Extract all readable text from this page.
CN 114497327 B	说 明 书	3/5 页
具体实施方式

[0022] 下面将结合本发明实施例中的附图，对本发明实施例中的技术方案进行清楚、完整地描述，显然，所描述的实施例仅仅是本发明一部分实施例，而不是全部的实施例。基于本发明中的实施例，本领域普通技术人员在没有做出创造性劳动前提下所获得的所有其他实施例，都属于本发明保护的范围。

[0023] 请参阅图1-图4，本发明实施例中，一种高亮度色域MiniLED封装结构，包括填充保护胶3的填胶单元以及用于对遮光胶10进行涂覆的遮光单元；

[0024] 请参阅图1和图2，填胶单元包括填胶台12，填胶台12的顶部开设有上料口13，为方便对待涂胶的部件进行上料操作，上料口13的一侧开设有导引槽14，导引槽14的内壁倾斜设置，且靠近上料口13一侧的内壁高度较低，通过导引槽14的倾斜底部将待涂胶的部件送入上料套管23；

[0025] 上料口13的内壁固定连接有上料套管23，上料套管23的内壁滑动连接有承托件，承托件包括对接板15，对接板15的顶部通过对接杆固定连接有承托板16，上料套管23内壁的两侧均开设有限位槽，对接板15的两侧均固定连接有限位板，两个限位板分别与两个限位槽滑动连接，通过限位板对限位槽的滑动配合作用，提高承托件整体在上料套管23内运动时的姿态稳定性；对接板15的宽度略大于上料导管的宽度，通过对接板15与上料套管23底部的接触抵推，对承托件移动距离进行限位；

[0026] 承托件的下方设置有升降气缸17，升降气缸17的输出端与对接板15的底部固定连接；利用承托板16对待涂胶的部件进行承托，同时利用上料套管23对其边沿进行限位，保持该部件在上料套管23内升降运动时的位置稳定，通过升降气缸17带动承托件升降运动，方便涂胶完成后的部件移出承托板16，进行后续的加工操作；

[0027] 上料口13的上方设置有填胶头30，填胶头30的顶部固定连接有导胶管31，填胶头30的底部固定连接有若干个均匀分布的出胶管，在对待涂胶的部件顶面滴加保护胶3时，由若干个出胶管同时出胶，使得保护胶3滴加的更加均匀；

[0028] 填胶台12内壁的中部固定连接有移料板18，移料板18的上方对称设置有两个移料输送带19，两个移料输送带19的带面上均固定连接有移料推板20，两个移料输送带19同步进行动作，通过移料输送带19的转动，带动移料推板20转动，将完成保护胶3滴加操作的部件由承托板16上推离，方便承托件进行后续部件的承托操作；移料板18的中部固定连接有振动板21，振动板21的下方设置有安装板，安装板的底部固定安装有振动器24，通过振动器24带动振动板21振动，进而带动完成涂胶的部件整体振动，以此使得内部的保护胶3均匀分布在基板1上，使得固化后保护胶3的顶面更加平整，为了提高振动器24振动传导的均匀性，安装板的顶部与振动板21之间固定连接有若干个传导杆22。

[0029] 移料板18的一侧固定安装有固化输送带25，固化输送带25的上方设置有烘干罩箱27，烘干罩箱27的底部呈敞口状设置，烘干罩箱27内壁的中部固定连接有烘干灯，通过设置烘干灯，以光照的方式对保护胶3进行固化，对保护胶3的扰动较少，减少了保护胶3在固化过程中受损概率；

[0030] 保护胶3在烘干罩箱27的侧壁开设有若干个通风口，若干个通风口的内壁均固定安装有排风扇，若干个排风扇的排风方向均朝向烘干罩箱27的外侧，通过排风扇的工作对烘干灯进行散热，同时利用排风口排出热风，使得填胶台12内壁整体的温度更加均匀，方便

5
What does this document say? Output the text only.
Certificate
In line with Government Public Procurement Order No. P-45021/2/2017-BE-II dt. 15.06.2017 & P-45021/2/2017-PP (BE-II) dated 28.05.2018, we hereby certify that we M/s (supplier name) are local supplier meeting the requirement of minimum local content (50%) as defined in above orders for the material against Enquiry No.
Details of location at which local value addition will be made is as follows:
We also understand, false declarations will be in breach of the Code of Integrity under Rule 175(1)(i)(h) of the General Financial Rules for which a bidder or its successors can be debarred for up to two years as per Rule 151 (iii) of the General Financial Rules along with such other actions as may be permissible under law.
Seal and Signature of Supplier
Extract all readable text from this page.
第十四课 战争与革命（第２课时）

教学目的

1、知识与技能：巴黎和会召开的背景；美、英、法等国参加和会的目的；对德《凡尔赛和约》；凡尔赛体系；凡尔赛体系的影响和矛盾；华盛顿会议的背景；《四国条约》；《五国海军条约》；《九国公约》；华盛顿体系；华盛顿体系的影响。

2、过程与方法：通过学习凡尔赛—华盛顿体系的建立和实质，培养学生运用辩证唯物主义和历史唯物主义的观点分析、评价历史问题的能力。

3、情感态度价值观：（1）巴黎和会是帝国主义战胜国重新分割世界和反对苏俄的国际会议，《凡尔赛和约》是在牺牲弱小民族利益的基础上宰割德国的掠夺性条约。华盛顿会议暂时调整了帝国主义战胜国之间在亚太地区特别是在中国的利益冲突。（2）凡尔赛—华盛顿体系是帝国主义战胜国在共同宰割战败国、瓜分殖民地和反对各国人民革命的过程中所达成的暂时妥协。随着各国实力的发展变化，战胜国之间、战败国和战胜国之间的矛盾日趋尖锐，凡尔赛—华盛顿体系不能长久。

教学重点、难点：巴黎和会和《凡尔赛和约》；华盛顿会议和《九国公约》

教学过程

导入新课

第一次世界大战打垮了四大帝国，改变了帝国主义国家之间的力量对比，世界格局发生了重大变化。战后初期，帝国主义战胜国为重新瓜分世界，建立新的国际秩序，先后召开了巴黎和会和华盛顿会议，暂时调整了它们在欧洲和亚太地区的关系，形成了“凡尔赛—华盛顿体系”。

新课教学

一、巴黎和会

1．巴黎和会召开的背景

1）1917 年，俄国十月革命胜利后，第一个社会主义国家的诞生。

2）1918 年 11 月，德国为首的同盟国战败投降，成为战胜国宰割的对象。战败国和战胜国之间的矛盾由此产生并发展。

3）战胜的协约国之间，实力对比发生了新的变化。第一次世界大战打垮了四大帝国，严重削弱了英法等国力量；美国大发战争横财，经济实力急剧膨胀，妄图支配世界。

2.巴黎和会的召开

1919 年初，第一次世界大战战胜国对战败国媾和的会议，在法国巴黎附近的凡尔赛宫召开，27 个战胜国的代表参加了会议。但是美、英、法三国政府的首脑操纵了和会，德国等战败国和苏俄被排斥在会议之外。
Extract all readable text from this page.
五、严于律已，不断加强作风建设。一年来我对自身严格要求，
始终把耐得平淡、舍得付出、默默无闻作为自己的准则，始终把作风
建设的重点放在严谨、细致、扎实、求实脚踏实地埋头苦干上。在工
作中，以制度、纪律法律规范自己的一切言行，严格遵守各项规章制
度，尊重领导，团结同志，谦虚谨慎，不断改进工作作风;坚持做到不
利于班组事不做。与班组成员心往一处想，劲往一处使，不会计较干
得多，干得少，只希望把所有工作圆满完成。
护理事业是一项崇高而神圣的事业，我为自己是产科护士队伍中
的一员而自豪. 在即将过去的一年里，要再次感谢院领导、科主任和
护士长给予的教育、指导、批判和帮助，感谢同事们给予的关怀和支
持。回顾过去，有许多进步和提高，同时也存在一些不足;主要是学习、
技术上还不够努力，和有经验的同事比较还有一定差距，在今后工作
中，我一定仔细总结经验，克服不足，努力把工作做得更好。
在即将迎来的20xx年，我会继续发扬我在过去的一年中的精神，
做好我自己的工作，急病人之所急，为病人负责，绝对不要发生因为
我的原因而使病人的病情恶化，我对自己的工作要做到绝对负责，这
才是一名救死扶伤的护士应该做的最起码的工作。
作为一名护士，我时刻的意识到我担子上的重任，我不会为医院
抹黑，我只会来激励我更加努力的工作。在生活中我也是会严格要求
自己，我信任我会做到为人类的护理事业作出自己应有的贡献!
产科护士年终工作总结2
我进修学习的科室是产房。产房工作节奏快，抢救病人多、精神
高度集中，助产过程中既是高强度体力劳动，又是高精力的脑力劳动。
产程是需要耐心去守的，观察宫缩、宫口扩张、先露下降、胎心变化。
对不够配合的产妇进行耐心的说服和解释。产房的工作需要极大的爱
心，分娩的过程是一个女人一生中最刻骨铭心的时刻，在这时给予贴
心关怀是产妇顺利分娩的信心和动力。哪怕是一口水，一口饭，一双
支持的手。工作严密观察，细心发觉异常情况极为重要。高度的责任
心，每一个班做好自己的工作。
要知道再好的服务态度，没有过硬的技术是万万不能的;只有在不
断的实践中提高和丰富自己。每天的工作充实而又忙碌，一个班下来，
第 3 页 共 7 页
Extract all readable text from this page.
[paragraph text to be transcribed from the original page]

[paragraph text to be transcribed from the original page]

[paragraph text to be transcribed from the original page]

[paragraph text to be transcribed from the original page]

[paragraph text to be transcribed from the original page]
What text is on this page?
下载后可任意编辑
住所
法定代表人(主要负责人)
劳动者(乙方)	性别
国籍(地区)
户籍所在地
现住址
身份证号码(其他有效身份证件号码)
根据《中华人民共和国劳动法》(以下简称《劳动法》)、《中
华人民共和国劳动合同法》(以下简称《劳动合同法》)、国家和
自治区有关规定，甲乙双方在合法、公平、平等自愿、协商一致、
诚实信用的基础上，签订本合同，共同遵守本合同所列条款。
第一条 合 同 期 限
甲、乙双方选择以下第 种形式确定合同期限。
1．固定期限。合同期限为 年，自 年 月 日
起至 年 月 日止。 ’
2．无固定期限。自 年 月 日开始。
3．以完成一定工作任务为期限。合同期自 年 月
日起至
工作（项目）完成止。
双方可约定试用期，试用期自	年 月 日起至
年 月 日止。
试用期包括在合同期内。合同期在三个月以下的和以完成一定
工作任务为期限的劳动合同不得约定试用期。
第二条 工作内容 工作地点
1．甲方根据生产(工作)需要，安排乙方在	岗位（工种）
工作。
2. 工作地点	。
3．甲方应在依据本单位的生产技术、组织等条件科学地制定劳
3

* Given task: Copy out all lines above that include the string "以下简称".

* Response to this exercise:
根据《中华人民共和国劳动法》(以下简称《劳动法》)、《中
华人民共和国劳动合同法》(以下简称《劳动合同法》)、国家和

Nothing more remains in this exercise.